======== EXCERPTED DATA

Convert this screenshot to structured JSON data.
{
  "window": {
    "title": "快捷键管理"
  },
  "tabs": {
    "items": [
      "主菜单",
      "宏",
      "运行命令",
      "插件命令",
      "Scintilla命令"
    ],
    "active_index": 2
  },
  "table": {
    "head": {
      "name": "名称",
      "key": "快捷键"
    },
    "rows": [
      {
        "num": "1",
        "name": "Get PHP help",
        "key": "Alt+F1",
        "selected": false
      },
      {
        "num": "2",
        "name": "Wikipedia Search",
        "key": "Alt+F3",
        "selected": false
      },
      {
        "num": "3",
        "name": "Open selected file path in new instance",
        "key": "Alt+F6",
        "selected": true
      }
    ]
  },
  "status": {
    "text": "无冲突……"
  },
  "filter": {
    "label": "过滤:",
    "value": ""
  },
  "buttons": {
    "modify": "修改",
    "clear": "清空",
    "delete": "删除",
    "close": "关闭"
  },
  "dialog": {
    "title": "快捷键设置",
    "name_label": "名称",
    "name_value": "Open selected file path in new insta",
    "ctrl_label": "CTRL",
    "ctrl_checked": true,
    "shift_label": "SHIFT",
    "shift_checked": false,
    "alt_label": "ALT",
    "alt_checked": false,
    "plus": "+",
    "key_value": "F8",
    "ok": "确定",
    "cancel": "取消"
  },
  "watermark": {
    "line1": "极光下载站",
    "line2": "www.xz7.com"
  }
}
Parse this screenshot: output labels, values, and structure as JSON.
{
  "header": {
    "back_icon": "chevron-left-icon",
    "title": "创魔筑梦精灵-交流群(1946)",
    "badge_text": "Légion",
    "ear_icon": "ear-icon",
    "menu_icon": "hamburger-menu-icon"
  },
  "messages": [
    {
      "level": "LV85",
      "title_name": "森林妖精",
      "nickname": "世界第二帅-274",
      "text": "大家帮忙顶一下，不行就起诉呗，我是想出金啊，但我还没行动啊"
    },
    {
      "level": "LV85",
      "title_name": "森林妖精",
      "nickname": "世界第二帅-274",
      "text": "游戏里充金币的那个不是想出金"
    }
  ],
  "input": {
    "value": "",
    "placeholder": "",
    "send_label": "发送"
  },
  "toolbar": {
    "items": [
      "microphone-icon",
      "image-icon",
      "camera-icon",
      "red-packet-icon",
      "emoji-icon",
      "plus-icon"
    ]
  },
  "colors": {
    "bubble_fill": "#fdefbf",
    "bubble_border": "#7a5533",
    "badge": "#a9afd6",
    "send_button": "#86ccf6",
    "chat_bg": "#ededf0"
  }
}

================

#### DIRECTIONS FOR THIS TASK
Take the listing above and set it down exactly.

#### TASK SOLUTION
Convert this screenshot to structured JSON data.
{
  "window": {
    "title": "快捷键管理"
  },
  "tabs": {
    "items": [
      "主菜单",
      "宏",
      "运行命令",
      "插件命令",
      "Scintilla命令"
    ],
    "active_index": 2
  },
  "table": {
    "head": {
      "name": "名称",
      "key": "快捷键"
    },
    "rows": [
      {
        "num": "1",
        "name": "Get PHP help",
        "key": "Alt+F1",
        "selected": false
      },
      {
        "num": "2",
        "name": "Wikipedia Search",
        "key": "Alt+F3",
        "selected": false
      },
      {
        "num": "3",
        "name": "Open selected file path in new instance",
        "key": "Alt+F6",
        "selected": true
      }
    ]
  },
  "status": {
    "text": "无冲突……"
  },
  "filter": {
    "label": "过滤:",
    "value": ""
  },
  "buttons": {
    "modify": "修改",
    "clear": "清空",
    "delete": "删除",
    "close": "关闭"
  },
  "dialog": {
    "title": "快捷键设置",
    "name_label": "名称",
    "name_value": "Open selected file path in new insta",
    "ctrl_label": "CTRL",
    "ctrl_checked": true,
    "shift_label": "SHIFT",
    "shift_checked": false,
    "alt_label": "ALT",
    "alt_checked": false,
    "plus": "+",
    "key_value": "F8",
    "ok": "确定",
    "cancel": "取消"
  },
  "watermark": {
    "line1": "极光下载站",
    "line2": "www.xz7.com"
  }
}
Parse this screenshot: output labels, values, and structure as JSON.
{
  "header": {
    "back_icon": "chevron-left-icon",
    "title": "创魔筑梦精灵-交流群(1946)",
    "badge_text": "Légion",
    "ear_icon": "ear-icon",
    "menu_icon": "hamburger-menu-icon"
  },
  "messages": [
    {
      "level": "LV85",
      "title_name": "森林妖精",
      "nickname": "世界第二帅-274",
      "text": "大家帮忙顶一下，不行就起诉呗，我是想出金啊，但我还没行动啊"
    },
    {
      "level": "LV85",
      "title_name": "森林妖精",
      "nickname": "世界第二帅-274",
      "text": "游戏里充金币的那个不是想出金"
    }
  ],
  "input": {
    "value": "",
    "placeholder": "",
    "send_label": "发送"
  },
  "toolbar": {
    "items": [
      "microphone-icon",
      "image-icon",
      "camera-icon",
      "red-packet-icon",
      "emoji-icon",
      "plus-icon"
    ]
  },
  "colors": {
    "bubble_fill": "#fdefbf",
    "bubble_border": "#7a5533",
    "badge": "#a9afd6",
    "send_button": "#86ccf6",
    "chat_bg": "#ededf0"
  }
}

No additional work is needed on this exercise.